**AIM OF THE EXERCISE:** Please reproduce, word for word, the stretch of the listing below from the line containing "y-tick-label: 0.0 <box>124" through the line containing "y-axis-label-unit-exp: 2 <box>34".

(Bounding box annotations)
BEGIN
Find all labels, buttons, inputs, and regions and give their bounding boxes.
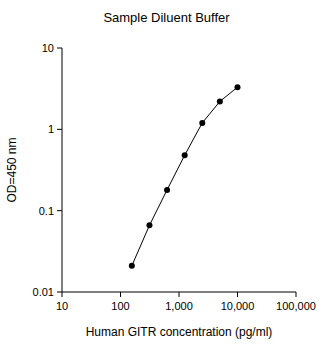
y-tick	[57, 48, 62, 49]
data-point	[199, 120, 205, 126]
y-tick-label: 0.01	[33, 286, 54, 298]
x-tick-label: 100,000	[276, 300, 316, 312]
y-tick	[57, 129, 62, 130]
chart-svg: Sample Diluent Buffer 0.01 0.1 1 10 10 100 1,00…	[0, 0, 333, 360]
plot-area	[129, 84, 241, 269]
y-tick	[57, 210, 62, 211]
x-tick-label: 100	[111, 300, 129, 312]
y-tick-label: 10	[42, 42, 54, 54]
data-point	[217, 98, 223, 104]
chart-container: Sample Diluent Buffer 0.01 0.1 1 10 10 100 1,00…	[0, 0, 333, 360]
data-point	[235, 84, 241, 90]
x-axis-title: Human GITR concentration (pg/ml)	[86, 325, 273, 339]
x-tick-label: 1,000	[165, 300, 193, 312]
x-tick	[179, 292, 180, 297]
y-tick-label: 1	[48, 123, 54, 135]
data-point	[164, 187, 170, 193]
x-tick-label: 10,000	[221, 300, 255, 312]
x-tick	[120, 292, 121, 297]
y-tick	[57, 292, 62, 293]
y-axis-title: OD=450 nm	[5, 137, 19, 202]
y-tick-label: 0.1	[39, 205, 54, 217]
x-tick	[237, 292, 238, 297]
data-line	[132, 87, 238, 266]
x-tick	[296, 292, 297, 297]
x-tick	[62, 292, 63, 297]
title: Sample Diluent Buffer	[103, 10, 230, 25]
x-tick-label: 10	[56, 300, 68, 312]
data-point	[182, 152, 188, 158]
data-point	[146, 222, 152, 228]
y-axis-line	[62, 48, 63, 292]
data-point	[129, 263, 135, 269]
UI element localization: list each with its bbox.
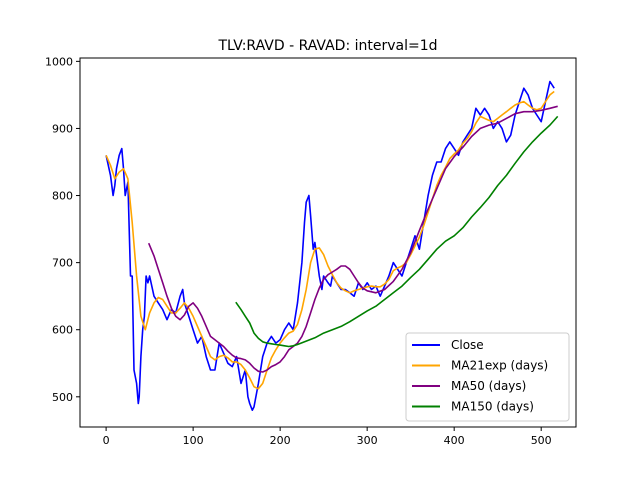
y-tick-label: 700 (52, 257, 73, 270)
plot-area (105, 80, 559, 412)
y-tick-label: 900 (52, 122, 73, 135)
legend-label-ma150-days: MA150 (days) (451, 400, 534, 414)
legend: Close MA21exp (days) MA50 (days) MA150 (day… (405, 332, 570, 422)
legend-label-ma21exp-days: MA21exp (days) (451, 359, 548, 373)
x-tick-label: 300 (357, 434, 378, 447)
x-tick-label: 500 (531, 434, 552, 447)
legend-box (405, 332, 570, 422)
axes: 0 100 200 300 400 500 500 600 700 800 900 1000 (45, 55, 577, 447)
x-tick-label: 100 (183, 434, 204, 447)
series-line-ma50-days (147, 105, 558, 373)
y-tick-label: 800 (52, 190, 73, 203)
x-tick-label: 200 (270, 434, 291, 447)
series-line-close (105, 80, 555, 412)
y-tick-label: 500 (52, 391, 73, 404)
x-tick-label: 400 (444, 434, 465, 447)
chart-title: TLV:RAVD - RAVAD: interval=1d (217, 38, 437, 54)
legend-label-close: Close (451, 338, 484, 352)
legend-label-ma50-days: MA50 (days) (451, 379, 526, 393)
y-tick-label: 600 (52, 324, 73, 337)
series-line-ma21exp-days (105, 90, 555, 390)
x-tick-label: 0 (103, 434, 110, 447)
series-line-ma150-days (235, 115, 559, 348)
y-tick-label: 1000 (45, 55, 73, 68)
axes-frame (79, 57, 577, 428)
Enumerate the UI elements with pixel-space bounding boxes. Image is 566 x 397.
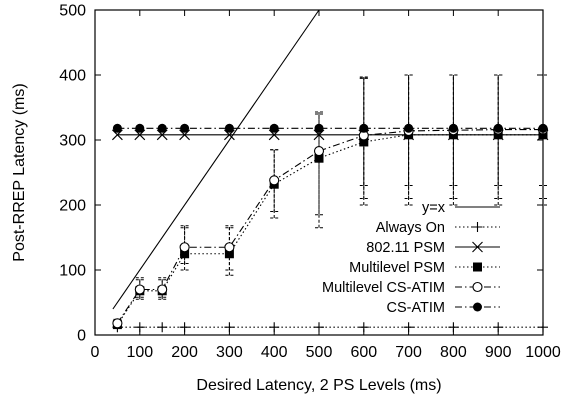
data-point — [493, 123, 503, 133]
x-tick-label: 600 — [350, 344, 377, 361]
data-point — [134, 284, 145, 295]
data-point — [157, 284, 168, 295]
legend-label: Multilevel CS-ATIM — [322, 280, 445, 296]
data-point — [112, 318, 123, 329]
data-point — [180, 123, 190, 133]
x-tick-label: 900 — [485, 344, 512, 361]
x-tick-label: 1000 — [525, 344, 561, 361]
data-point — [134, 129, 146, 141]
y-tick-label: 100 — [59, 263, 86, 280]
x-tick-label: 300 — [216, 344, 243, 361]
data-point — [269, 175, 280, 186]
data-point — [268, 129, 280, 141]
series-1 — [112, 322, 548, 333]
legend-item: 802.11 PSM — [366, 240, 500, 256]
error-bar — [449, 74, 458, 199]
legend-item: CS-ATIM — [386, 300, 500, 316]
data-point — [135, 123, 145, 133]
data-point — [112, 123, 122, 133]
y-axis-label: Post-RREP Latency (ms) — [11, 83, 28, 261]
data-point — [224, 129, 235, 141]
error-bar — [135, 277, 144, 298]
x-tick-label: 400 — [261, 344, 288, 361]
legend: y=x Always On 802.11 PSM Multilevel PSM Mult… — [322, 200, 500, 316]
data-point — [313, 146, 325, 157]
error-bar — [135, 279, 144, 300]
legend-item: Multilevel CS-ATIM — [322, 280, 500, 296]
x-tick-label: 100 — [126, 344, 153, 361]
y-tick-label: 300 — [59, 133, 86, 150]
series-line — [116, 134, 543, 325]
y-tick-label: 400 — [59, 68, 86, 85]
data-point — [493, 130, 503, 140]
legend-label: CS-ATIM — [386, 300, 445, 316]
data-point — [157, 322, 168, 333]
data-point — [157, 123, 167, 133]
x-tick-label: 800 — [440, 344, 467, 361]
legend-marker — [473, 302, 482, 312]
data-point — [180, 249, 190, 259]
error-bar — [404, 74, 413, 199]
series-line — [112, 9, 320, 310]
legend-item: y=x — [422, 200, 500, 216]
data-point — [179, 129, 190, 141]
y-tick-label: 0 — [77, 328, 86, 345]
legend-marker — [472, 281, 483, 293]
y-tick-label: 500 — [59, 3, 86, 20]
x-tick-label: 500 — [306, 344, 333, 361]
legend-marker — [472, 241, 483, 253]
data-point — [179, 242, 190, 253]
plot-area — [112, 9, 549, 333]
error-bar — [158, 277, 167, 298]
series-5 — [112, 123, 548, 133]
error-bar — [315, 113, 323, 229]
legend-label: Multilevel PSM — [349, 260, 445, 276]
legend-label: 802.11 PSM — [366, 240, 445, 256]
legend-label: Always On — [376, 220, 445, 236]
legend-item: Multilevel PSM — [349, 260, 500, 276]
axis-ticks: 0 100 200 300 400 500 600 700 800 900 1000 0 100 200 3… — [59, 3, 561, 362]
legend-marker — [472, 222, 483, 232]
series-0 — [112, 9, 320, 310]
x-axis-label: Desired Latency, 2 PS Levels (ms) — [196, 377, 441, 394]
error-bar — [158, 279, 167, 300]
series-4 — [112, 74, 549, 329]
data-point — [269, 123, 279, 133]
x-tick-label: 200 — [171, 344, 198, 361]
y-tick-label: 200 — [59, 198, 86, 215]
data-point — [404, 123, 414, 133]
error-bar — [180, 225, 189, 264]
data-point — [359, 123, 369, 133]
legend-item: Always On — [376, 220, 500, 236]
data-point — [314, 123, 324, 133]
data-point — [448, 123, 458, 133]
x-tick-label: 700 — [395, 344, 422, 361]
error-bar — [494, 74, 503, 199]
data-point — [224, 123, 234, 133]
x-tick-label: 0 — [91, 344, 100, 361]
data-point — [224, 242, 235, 253]
legend-marker — [473, 262, 482, 272]
data-point — [156, 129, 168, 141]
legend-label: y=x — [422, 200, 446, 216]
data-point — [112, 129, 123, 141]
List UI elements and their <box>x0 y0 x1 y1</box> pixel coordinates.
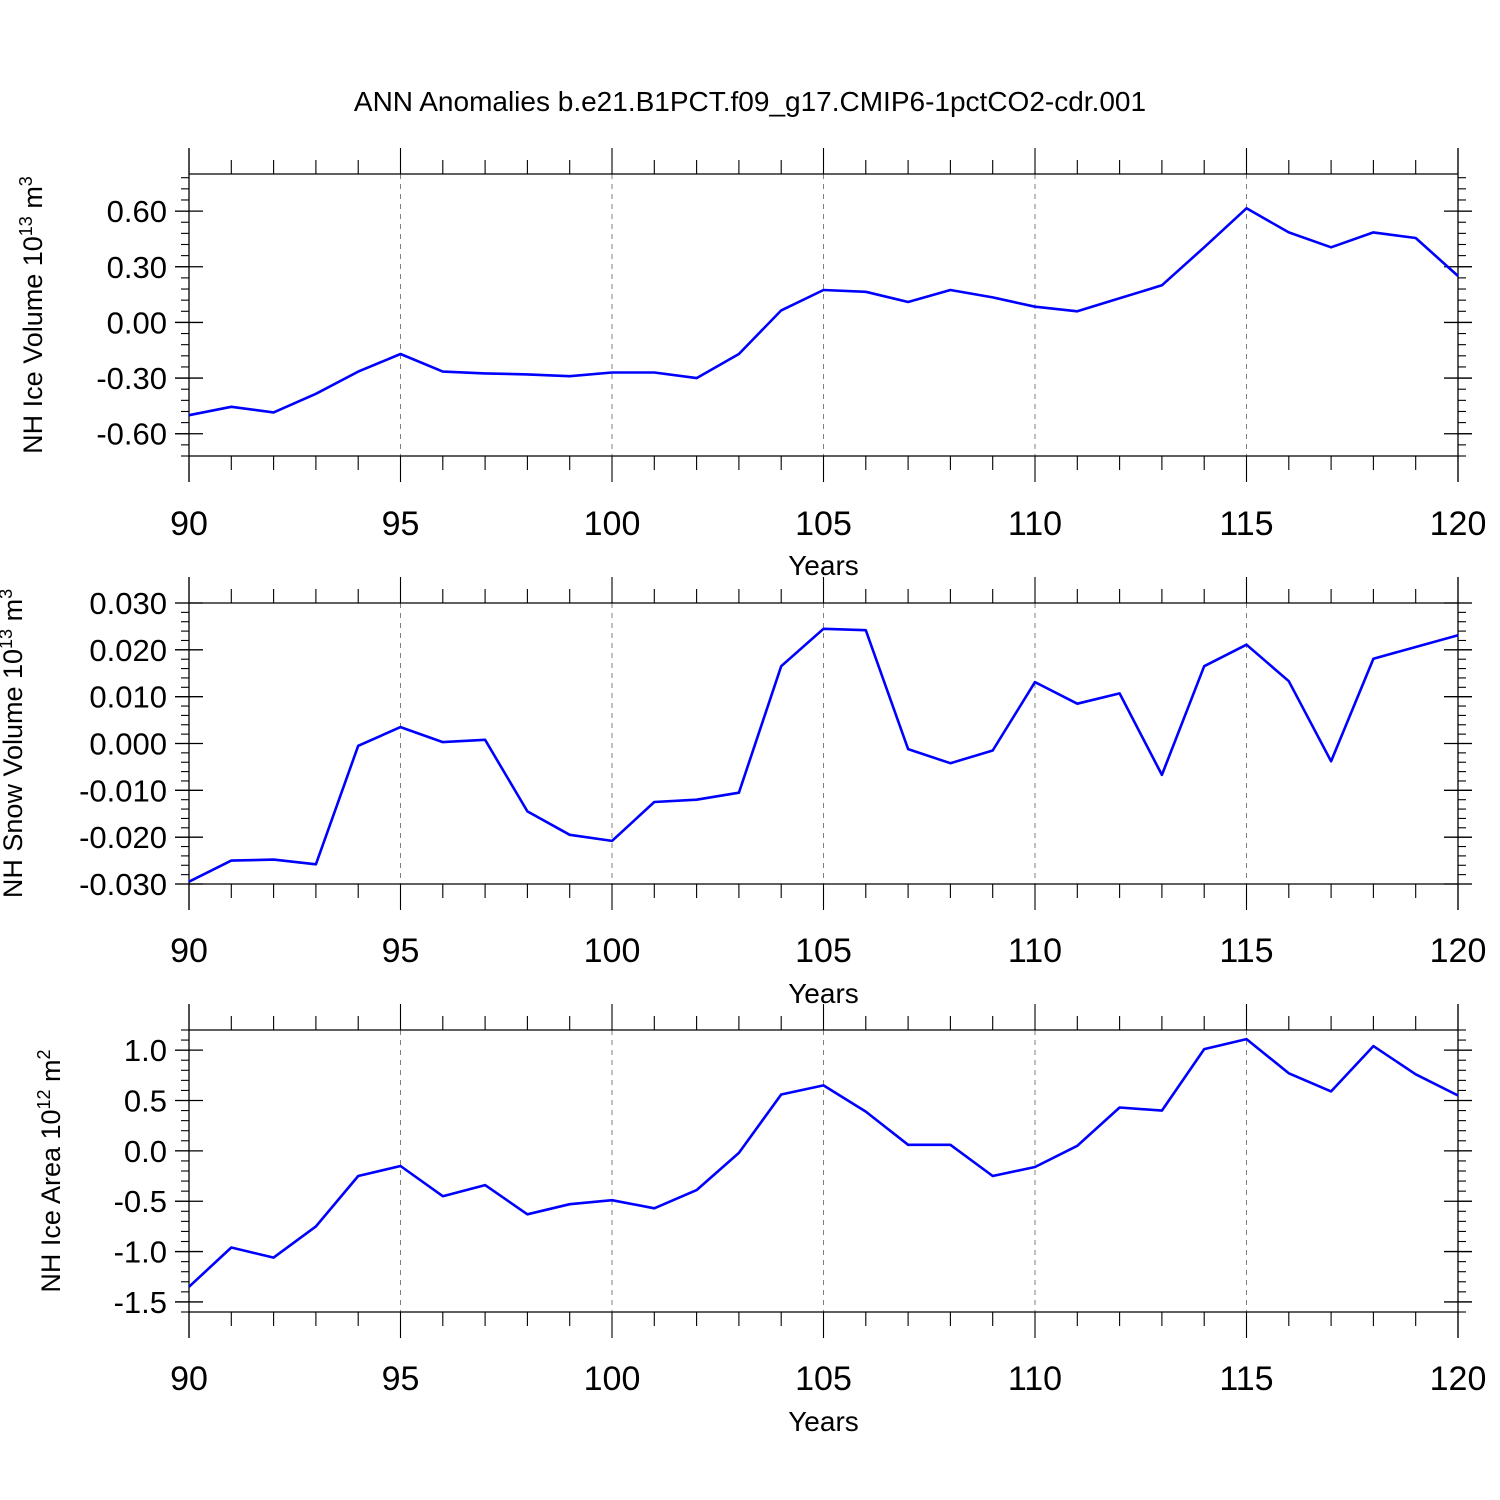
y-tick-label: 0.0 <box>124 1134 167 1169</box>
x-tick-label: 90 <box>170 1360 208 1398</box>
y-axis-label-unit-exp: 3 <box>16 176 36 186</box>
y-axis-label-exp: 13 <box>0 629 16 649</box>
x-axis-label: Years <box>788 1406 859 1437</box>
y-tick-label: 0.010 <box>89 680 167 715</box>
x-tick-label: 95 <box>382 1360 420 1398</box>
x-tick-label: 120 <box>1430 1360 1487 1398</box>
y-tick-label: -0.020 <box>79 820 167 855</box>
x-tick-label: 105 <box>795 505 852 543</box>
y-axis-label: NH Ice Volume 1013 m3 <box>16 176 48 454</box>
y-tick-label: -0.5 <box>114 1184 167 1219</box>
x-tick-label: 120 <box>1430 505 1487 543</box>
y-axis-label-prefix: NH Snow Volume 10 <box>0 649 28 898</box>
y-tick-label: 1.0 <box>124 1033 167 1068</box>
y-axis-label-unit-exp: 2 <box>34 1049 54 1059</box>
x-tick-label: 95 <box>382 932 420 970</box>
y-tick-label: 0.000 <box>89 727 167 762</box>
y-tick-label: -0.030 <box>79 867 167 902</box>
y-tick-label: 0.020 <box>89 633 167 668</box>
y-axis-label-unit-exp: 3 <box>0 589 16 599</box>
panel-1: 90 95 100 105 110 115 120 Years -0.60 -0.30 0.00 0.… <box>16 148 1486 581</box>
y-tick-label: -1.0 <box>114 1235 167 1270</box>
y-axis-label-mid: m <box>18 186 48 216</box>
x-tick-label: 100 <box>584 932 641 970</box>
x-tick-label: 100 <box>584 1360 641 1398</box>
y-tick-label: -0.010 <box>79 773 167 808</box>
x-tick-label: 105 <box>795 1360 852 1398</box>
x-axis-label: Years <box>788 550 859 581</box>
x-tick-label: 115 <box>1219 1360 1273 1398</box>
y-axis-label: NH Snow Volume 1013 m3 <box>0 589 28 898</box>
y-tick-label: -1.5 <box>114 1285 167 1320</box>
x-tick-label: 110 <box>1008 932 1062 970</box>
y-axis-label-prefix: NH Ice Area 10 <box>36 1109 66 1292</box>
y-axis-label-exp: 13 <box>16 216 36 236</box>
chart-title: ANN Anomalies b.e21.B1PCT.f09_g17.CMIP6-… <box>353 86 1147 117</box>
y-tick-label: 0.5 <box>124 1084 167 1119</box>
y-axis-label-mid: m <box>0 599 28 629</box>
x-tick-label: 105 <box>795 932 852 970</box>
x-tick-label: 115 <box>1219 505 1273 543</box>
y-tick-label: 0.030 <box>89 586 167 621</box>
x-tick-label: 90 <box>170 505 208 543</box>
x-tick-label: 100 <box>584 505 641 543</box>
panel-2: 90 95 100 105 110 115 120 Years -0.030 -0.020 -0.0… <box>0 577 1486 1009</box>
y-axis-label-prefix: NH Ice Volume 10 <box>18 236 48 454</box>
x-tick-label: 95 <box>382 505 420 543</box>
x-axis-label: Years <box>788 978 859 1009</box>
panel-3: 90 95 100 105 110 115 120 Years -1.5 -1.0 -0.5 0.0 0… <box>34 1004 1486 1437</box>
x-tick-label: 120 <box>1430 932 1487 970</box>
y-axis-label-mid: m <box>36 1059 66 1089</box>
y-tick-label: 0.60 <box>107 194 167 229</box>
y-axis-label-exp: 12 <box>34 1089 54 1109</box>
y-axis-label: NH Ice Area 1012 m2 <box>34 1049 66 1292</box>
x-tick-label: 115 <box>1219 932 1273 970</box>
x-tick-label: 90 <box>170 932 208 970</box>
x-tick-label: 110 <box>1008 1360 1062 1398</box>
y-tick-label: 0.00 <box>107 305 167 340</box>
y-tick-label: 0.30 <box>107 250 167 285</box>
y-tick-label: -0.30 <box>96 361 167 396</box>
x-tick-label: 110 <box>1008 505 1062 543</box>
y-tick-label: -0.60 <box>96 417 167 452</box>
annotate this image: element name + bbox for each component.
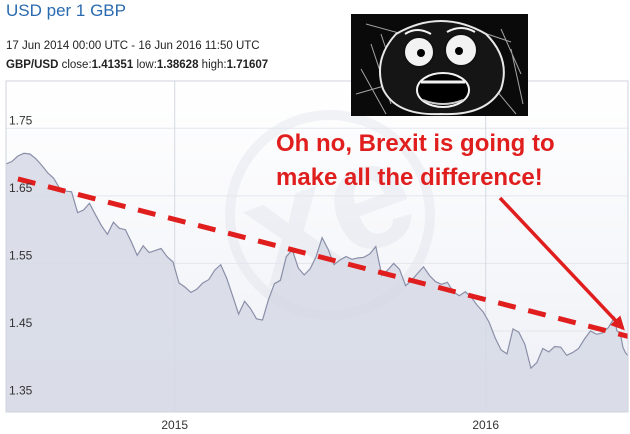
y-tick-label: 1.65 [9,181,33,195]
currency-pair: GBP/USD [6,59,59,71]
shocked-face-meme-icon [351,14,528,116]
low-label: low: [136,59,157,71]
annotation: Oh no, Brexit is going to make all the di… [276,130,625,331]
y-tick-label: 1.75 [9,113,33,127]
annotation-text: make all the difference! [276,164,543,191]
annotation-text: Oh no, Brexit is going to [276,130,555,157]
trend-line [17,176,629,339]
area-layer [5,152,629,413]
y-tick-label: 1.45 [9,316,33,330]
series-line [5,152,629,370]
x-axis: 2015 2016 [161,418,499,432]
trend-layer [17,176,629,339]
x-tick-label: 2015 [161,418,188,432]
series-area [6,153,628,413]
chart-title: USD per 1 GBP [6,1,126,20]
y-tick-label: 1.35 [9,383,33,397]
close-label: close: [61,59,92,71]
high-value: 1.71607 [226,59,269,71]
annotation-arrow [498,196,625,331]
low-value: 1.38628 [156,59,199,71]
stats-line: GBP/USD close:1.41351 low:1.38628 high:1… [6,59,268,71]
high-label: high: [201,59,227,71]
x-tick-label: 2016 [472,418,499,432]
close-value: 1.41351 [91,59,134,71]
plot-border [5,80,629,413]
y-tick-label: 1.55 [9,248,33,262]
y-axis: 1.35 1.45 1.55 1.65 1.75 [9,113,33,397]
date-range: 17 Jun 2014 00:00 UTC - 16 Jun 2016 11:5… [6,40,260,52]
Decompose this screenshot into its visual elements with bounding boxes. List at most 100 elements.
END
**THE OUTPUT:**
y-tick-label: 0.0 <box>124 1134 167 1169</box>
x-tick-label: 90 <box>170 1360 208 1398</box>
y-axis-label-unit-exp: 3 <box>16 176 36 186</box>
y-axis-label-exp: 13 <box>0 629 16 649</box>
x-axis-label: Years <box>788 1406 859 1437</box>
y-tick-label: 0.010 <box>89 680 167 715</box>
x-tick-label: 95 <box>382 1360 420 1398</box>
x-tick-label: 120 <box>1430 1360 1487 1398</box>
y-tick-label: -0.020 <box>79 820 167 855</box>
x-tick-label: 105 <box>795 505 852 543</box>
y-axis-label: NH Ice Volume 1013 m3 <box>16 176 48 454</box>
y-tick-label: -0.5 <box>114 1184 167 1219</box>
x-tick-label: 120 <box>1430 505 1487 543</box>
y-axis-label-prefix: NH Snow Volume 10 <box>0 649 28 898</box>
y-tick-label: 1.0 <box>124 1033 167 1068</box>
y-axis-label-unit-exp: 2 <box>34 1049 54 1059</box>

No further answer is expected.